## begin

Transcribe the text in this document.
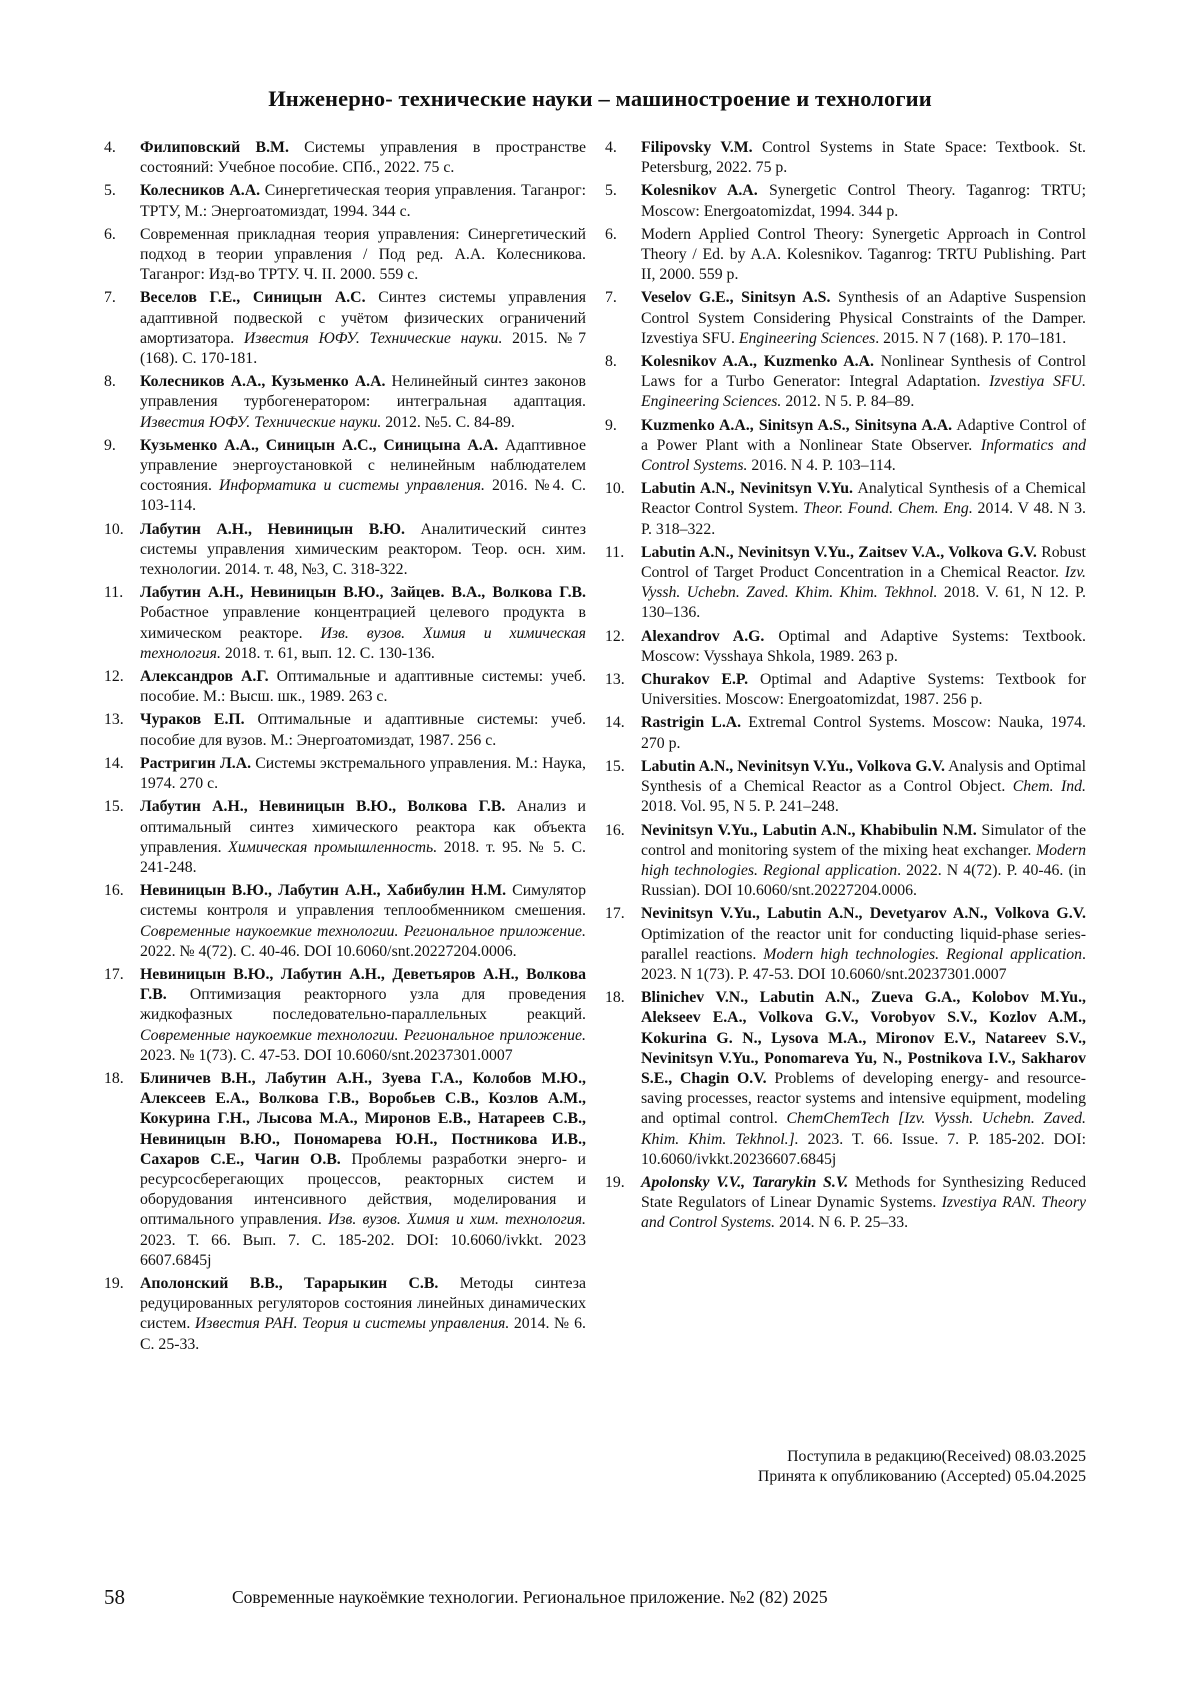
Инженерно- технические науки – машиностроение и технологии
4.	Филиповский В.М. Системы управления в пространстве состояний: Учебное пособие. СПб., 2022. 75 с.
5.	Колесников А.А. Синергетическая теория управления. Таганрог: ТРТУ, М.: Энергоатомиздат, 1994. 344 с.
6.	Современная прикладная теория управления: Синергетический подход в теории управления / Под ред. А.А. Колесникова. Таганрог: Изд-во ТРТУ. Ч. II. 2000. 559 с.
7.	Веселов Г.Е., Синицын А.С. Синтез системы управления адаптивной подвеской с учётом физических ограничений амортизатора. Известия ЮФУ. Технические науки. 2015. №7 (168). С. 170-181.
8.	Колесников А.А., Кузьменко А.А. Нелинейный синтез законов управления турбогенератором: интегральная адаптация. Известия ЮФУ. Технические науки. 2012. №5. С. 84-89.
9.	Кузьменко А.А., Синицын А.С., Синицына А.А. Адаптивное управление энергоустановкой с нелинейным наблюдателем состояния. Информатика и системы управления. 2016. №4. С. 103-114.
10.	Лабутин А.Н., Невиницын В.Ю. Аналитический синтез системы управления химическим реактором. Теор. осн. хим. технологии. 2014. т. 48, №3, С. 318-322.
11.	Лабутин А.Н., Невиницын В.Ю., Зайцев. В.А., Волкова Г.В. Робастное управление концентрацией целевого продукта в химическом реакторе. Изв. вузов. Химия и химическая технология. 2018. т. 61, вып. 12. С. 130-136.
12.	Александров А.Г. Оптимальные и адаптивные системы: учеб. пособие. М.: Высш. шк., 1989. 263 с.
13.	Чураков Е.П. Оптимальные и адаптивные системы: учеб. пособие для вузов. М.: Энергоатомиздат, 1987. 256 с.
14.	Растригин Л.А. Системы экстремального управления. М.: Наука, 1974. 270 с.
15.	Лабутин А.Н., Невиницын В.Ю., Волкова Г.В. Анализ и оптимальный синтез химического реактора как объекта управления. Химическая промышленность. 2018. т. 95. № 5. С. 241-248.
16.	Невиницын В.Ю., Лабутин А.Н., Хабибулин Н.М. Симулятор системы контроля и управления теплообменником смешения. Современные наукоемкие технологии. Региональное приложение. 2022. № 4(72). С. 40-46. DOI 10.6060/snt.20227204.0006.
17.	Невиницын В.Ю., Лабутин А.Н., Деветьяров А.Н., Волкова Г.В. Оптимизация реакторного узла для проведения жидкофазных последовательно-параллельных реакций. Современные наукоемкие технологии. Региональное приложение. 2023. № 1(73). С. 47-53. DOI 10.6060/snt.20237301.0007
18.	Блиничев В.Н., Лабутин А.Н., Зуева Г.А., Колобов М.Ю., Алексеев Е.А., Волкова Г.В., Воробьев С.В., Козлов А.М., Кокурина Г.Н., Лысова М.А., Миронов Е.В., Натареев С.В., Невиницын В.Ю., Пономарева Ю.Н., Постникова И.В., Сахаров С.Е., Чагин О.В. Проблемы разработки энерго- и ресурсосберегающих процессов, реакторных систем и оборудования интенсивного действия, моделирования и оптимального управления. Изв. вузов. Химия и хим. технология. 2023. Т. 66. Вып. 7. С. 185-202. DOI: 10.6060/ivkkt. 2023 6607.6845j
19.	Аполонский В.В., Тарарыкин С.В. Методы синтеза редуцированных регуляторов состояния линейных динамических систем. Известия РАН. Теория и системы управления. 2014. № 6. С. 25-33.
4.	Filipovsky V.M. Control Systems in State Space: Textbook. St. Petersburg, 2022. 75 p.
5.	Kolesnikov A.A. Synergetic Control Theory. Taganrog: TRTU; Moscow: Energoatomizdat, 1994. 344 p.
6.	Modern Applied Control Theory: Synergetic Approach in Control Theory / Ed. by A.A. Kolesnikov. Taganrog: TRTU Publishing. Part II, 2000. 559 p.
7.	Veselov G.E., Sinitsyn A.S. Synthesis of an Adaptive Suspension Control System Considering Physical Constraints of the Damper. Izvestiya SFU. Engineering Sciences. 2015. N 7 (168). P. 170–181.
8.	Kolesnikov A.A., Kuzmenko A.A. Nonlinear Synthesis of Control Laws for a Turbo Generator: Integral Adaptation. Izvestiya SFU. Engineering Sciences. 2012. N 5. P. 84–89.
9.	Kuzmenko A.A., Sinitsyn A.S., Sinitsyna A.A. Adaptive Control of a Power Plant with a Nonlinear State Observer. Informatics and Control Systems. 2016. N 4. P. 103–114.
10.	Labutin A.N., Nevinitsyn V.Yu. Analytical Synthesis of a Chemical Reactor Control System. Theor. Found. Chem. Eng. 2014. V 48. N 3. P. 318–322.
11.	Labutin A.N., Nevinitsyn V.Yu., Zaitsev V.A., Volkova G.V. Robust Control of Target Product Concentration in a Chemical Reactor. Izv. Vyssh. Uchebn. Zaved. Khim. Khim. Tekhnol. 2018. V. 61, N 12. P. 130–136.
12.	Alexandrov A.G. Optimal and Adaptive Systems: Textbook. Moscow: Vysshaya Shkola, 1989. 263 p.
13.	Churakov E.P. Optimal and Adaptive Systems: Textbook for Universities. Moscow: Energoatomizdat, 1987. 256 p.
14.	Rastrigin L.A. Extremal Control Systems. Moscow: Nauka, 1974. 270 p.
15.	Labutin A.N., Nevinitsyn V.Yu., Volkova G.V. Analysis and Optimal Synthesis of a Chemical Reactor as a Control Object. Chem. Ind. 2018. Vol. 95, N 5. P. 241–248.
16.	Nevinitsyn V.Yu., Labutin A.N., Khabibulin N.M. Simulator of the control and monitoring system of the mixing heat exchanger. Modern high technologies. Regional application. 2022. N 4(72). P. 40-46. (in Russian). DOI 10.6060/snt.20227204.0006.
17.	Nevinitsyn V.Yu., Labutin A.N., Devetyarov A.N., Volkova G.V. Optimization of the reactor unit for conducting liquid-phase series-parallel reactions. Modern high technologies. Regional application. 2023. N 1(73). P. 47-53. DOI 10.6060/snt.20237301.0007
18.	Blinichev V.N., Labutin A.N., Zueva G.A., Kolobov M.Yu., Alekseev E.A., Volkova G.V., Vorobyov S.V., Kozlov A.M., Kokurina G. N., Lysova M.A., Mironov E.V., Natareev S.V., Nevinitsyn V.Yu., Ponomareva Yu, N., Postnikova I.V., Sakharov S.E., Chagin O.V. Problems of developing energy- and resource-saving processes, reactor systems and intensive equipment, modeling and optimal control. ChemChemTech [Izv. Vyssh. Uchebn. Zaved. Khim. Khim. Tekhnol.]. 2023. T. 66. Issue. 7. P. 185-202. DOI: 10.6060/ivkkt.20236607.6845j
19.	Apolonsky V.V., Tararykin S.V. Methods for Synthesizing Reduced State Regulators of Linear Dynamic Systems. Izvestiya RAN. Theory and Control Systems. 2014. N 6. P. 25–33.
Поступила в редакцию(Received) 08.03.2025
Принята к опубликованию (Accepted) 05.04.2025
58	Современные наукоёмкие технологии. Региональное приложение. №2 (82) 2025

## end

§ **Task directions**
Each line that contains the string "Оптимальные" counts once; report how many such lines the entries have, giving only the number.

§ **Full response**
2